- EXERCISE DIRECTIONS -
Go through the data and copy every line in which "date" appears.

- WORKING DATA -

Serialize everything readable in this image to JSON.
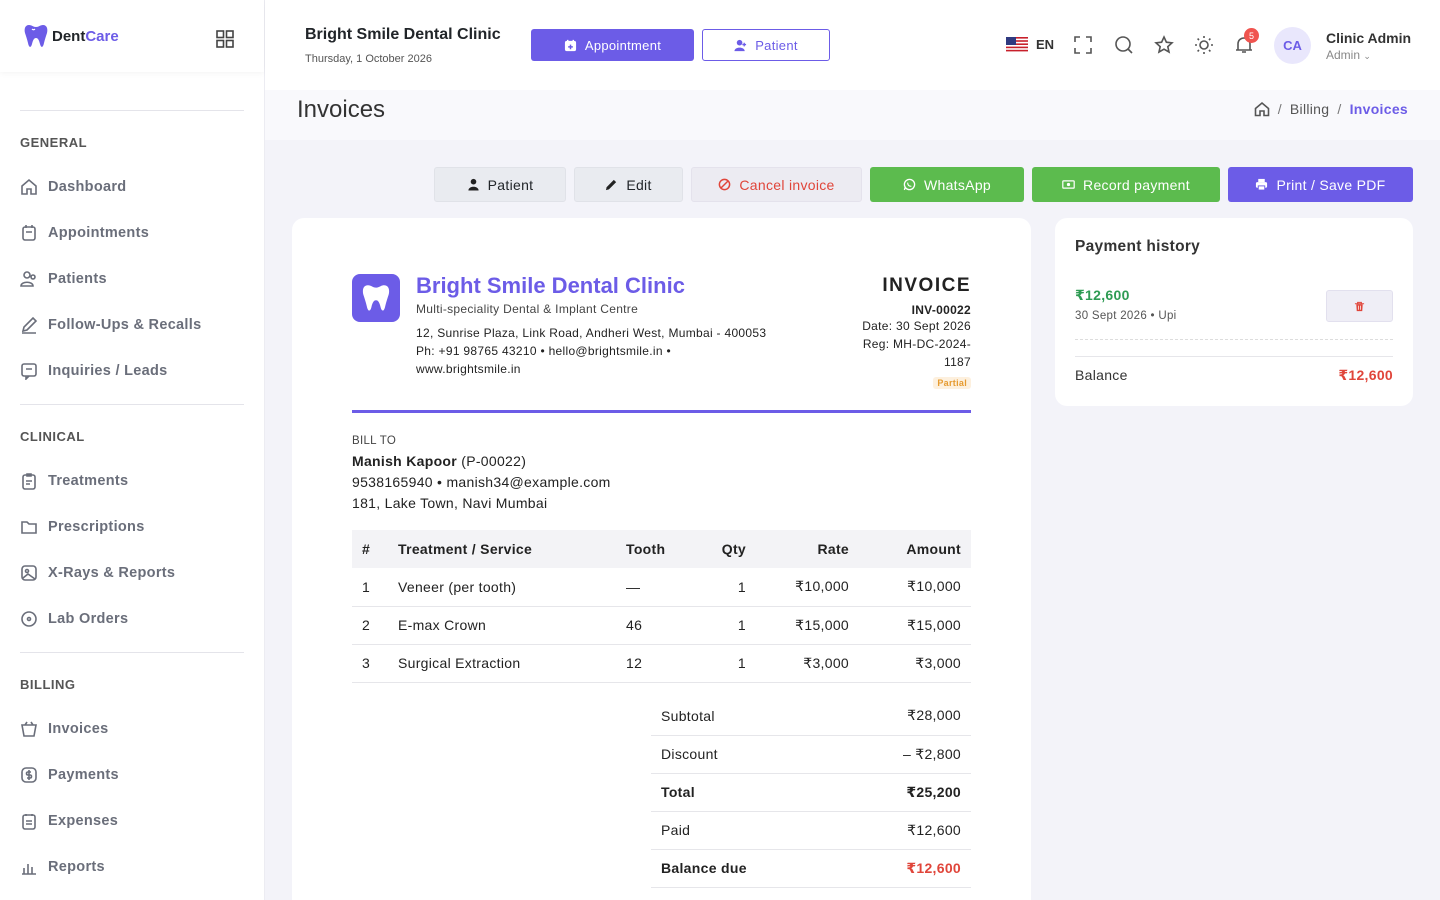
{
  "brand": {
    "name_prefix": "Dent",
    "name_suffix": "Care"
  },
  "sidebar": {
    "sections": [
      {
        "title": "GENERAL",
        "items": [
          {
            "label": "Dashboard",
            "icon": "home-icon"
          },
          {
            "label": "Appointments",
            "icon": "calendar-icon"
          },
          {
            "label": "Patients",
            "icon": "users-icon"
          },
          {
            "label": "Follow-Ups & Recalls",
            "icon": "pencil-icon"
          },
          {
            "label": "Inquiries / Leads",
            "icon": "message-icon"
          }
        ]
      },
      {
        "title": "CLINICAL",
        "items": [
          {
            "label": "Treatments",
            "icon": "clipboard-icon"
          },
          {
            "label": "Prescriptions",
            "icon": "folder-icon"
          },
          {
            "label": "X-Rays & Reports",
            "icon": "image-icon"
          },
          {
            "label": "Lab Orders",
            "icon": "circle-icon"
          }
        ]
      },
      {
        "title": "BILLING",
        "items": [
          {
            "label": "Invoices",
            "icon": "basket-icon"
          },
          {
            "label": "Payments",
            "icon": "dollar-icon"
          },
          {
            "label": "Expenses",
            "icon": "receipt-icon"
          },
          {
            "label": "Reports",
            "icon": "chart-icon"
          }
        ]
      }
    ]
  },
  "topbar": {
    "clinic_name": "Bright Smile Dental Clinic",
    "date": "Thursday, 1 October 2026",
    "appointment_btn": "Appointment",
    "patient_btn": "Patient",
    "lang": "EN",
    "notif_count": "5",
    "avatar_initials": "CA",
    "user_name": "Clinic Admin",
    "user_role": "Admin"
  },
  "page": {
    "title": "Invoices",
    "breadcrumb": [
      "Billing",
      "Invoices"
    ]
  },
  "actions": {
    "patient": "Patient",
    "edit": "Edit",
    "cancel": "Cancel invoice",
    "whatsapp": "WhatsApp",
    "record_payment": "Record payment",
    "print": "Print / Save PDF"
  },
  "invoice": {
    "clinic_name": "Bright Smile Dental Clinic",
    "tagline": "Multi-speciality Dental & Implant Centre",
    "address": "12, Sunrise Plaza, Link Road, Andheri West, Mumbai - 400053",
    "contact": "Ph: +91 98765 43210 • hello@brightsmile.in •",
    "website": "www.brightsmile.in",
    "heading": "INVOICE",
    "number": "INV-00022",
    "date": "Date: 30 Sept 2026",
    "reg_line1": "Reg: MH-DC-2024-",
    "reg_line2": "1187",
    "status": "Partial",
    "bill_to_label": "BILL TO",
    "patient_name": "Manish Kapoor",
    "patient_id": "(P-00022)",
    "patient_contact": "9538165940 • manish34@example.com",
    "patient_address": "181, Lake Town, Navi Mumbai",
    "columns": [
      "#",
      "Treatment / Service",
      "Tooth",
      "Qty",
      "Rate",
      "Amount"
    ],
    "rows": [
      [
        "1",
        "Veneer (per tooth)",
        "—",
        "1",
        "₹10,000",
        "₹10,000"
      ],
      [
        "2",
        "E-max Crown",
        "46",
        "1",
        "₹15,000",
        "₹15,000"
      ],
      [
        "3",
        "Surgical Extraction",
        "12",
        "1",
        "₹3,000",
        "₹3,000"
      ]
    ],
    "totals": {
      "subtotal_label": "Subtotal",
      "subtotal": "₹28,000",
      "discount_label": "Discount",
      "discount": "– ₹2,800",
      "total_label": "Total",
      "total": "₹25,200",
      "paid_label": "Paid",
      "paid": "₹12,600",
      "balance_label": "Balance due",
      "balance": "₹12,600"
    }
  },
  "payment_history": {
    "title": "Payment history",
    "amount": "₹12,600",
    "meta": "30 Sept 2026 • Upi",
    "balance_label": "Balance",
    "balance": "₹12,600"
  },
  "colors": {
    "primary": "#6c5ce7",
    "success": "#5cbb4e",
    "danger": "#e0453a",
    "paid": "#2e9b53"
  }
}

- REPLY -
    "date": "Thursday, 1 October 2026",
    "date": "Date: 30 Sept 2026",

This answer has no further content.